## PROBLEM
Copy out the records precisely, omitting pictures.

## INFORMATION GIVEN
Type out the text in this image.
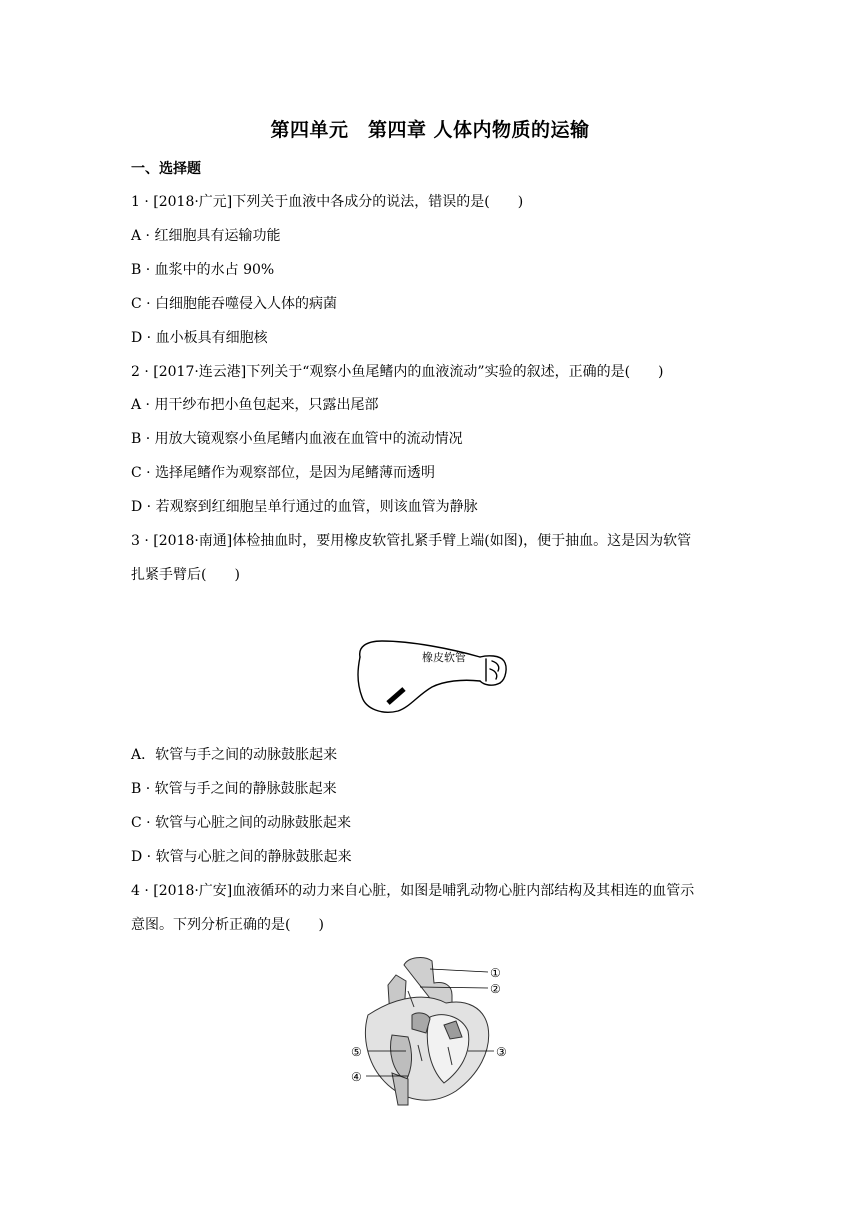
第四单元　第四章 人体内物质的运输
一、选择题
1 · [2018·广元]下列关于血液中各成分的说法，错误的是(　　)
A · 红细胞具有运输功能
B · 血浆中的水占 90%
C · 白细胞能吞噬侵入人体的病菌
D · 血小板具有细胞核
2 · [2017·连云港]下列关于“观察小鱼尾鳍内的血液流动”实验的叙述，正确的是(　　)
A · 用干纱布把小鱼包起来，只露出尾部
B · 用放大镜观察小鱼尾鳍内血液在血管中的流动情况
C · 选择尾鳍作为观察部位，是因为尾鳍薄而透明
D · 若观察到红细胞呈单行通过的血管，则该血管为静脉
3 · [2018·南通]体检抽血时，要用橡皮软管扎紧手臂上端(如图)，便于抽血。这是因为软管
扎紧手臂后(　　)
橡皮软管
A．软管与手之间的动脉鼓胀起来
B · 软管与手之间的静脉鼓胀起来
C · 软管与心脏之间的动脉鼓胀起来
D · 软管与心脏之间的静脉鼓胀起来
4 · [2018·广安]血液循环的动力来自心脏，如图是哺乳动物心脏内部结构及其相连的血管示
意图。下列分析正确的是(　　)
①
②
③
④
⑤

## REPLY
Type out the text in this image.
第四单元　第四章 人体内物质的运输
一、选择题
1 · [2018·广元]下列关于血液中各成分的说法，错误的是(　　)
A · 红细胞具有运输功能
B · 血浆中的水占 90%
C · 白细胞能吞噬侵入人体的病菌
D · 血小板具有细胞核
2 · [2017·连云港]下列关于“观察小鱼尾鳍内的血液流动”实验的叙述，正确的是(　　)
A · 用干纱布把小鱼包起来，只露出尾部
B · 用放大镜观察小鱼尾鳍内血液在血管中的流动情况
C · 选择尾鳍作为观察部位，是因为尾鳍薄而透明
D · 若观察到红细胞呈单行通过的血管，则该血管为静脉
3 · [2018·南通]体检抽血时，要用橡皮软管扎紧手臂上端(如图)，便于抽血。这是因为软管
扎紧手臂后(　　)
橡皮软管
A．软管与手之间的动脉鼓胀起来
B · 软管与手之间的静脉鼓胀起来
C · 软管与心脏之间的动脉鼓胀起来
D · 软管与心脏之间的静脉鼓胀起来
4 · [2018·广安]血液循环的动力来自心脏，如图是哺乳动物心脏内部结构及其相连的血管示
意图。下列分析正确的是(　　)
①
②
③
④
⑤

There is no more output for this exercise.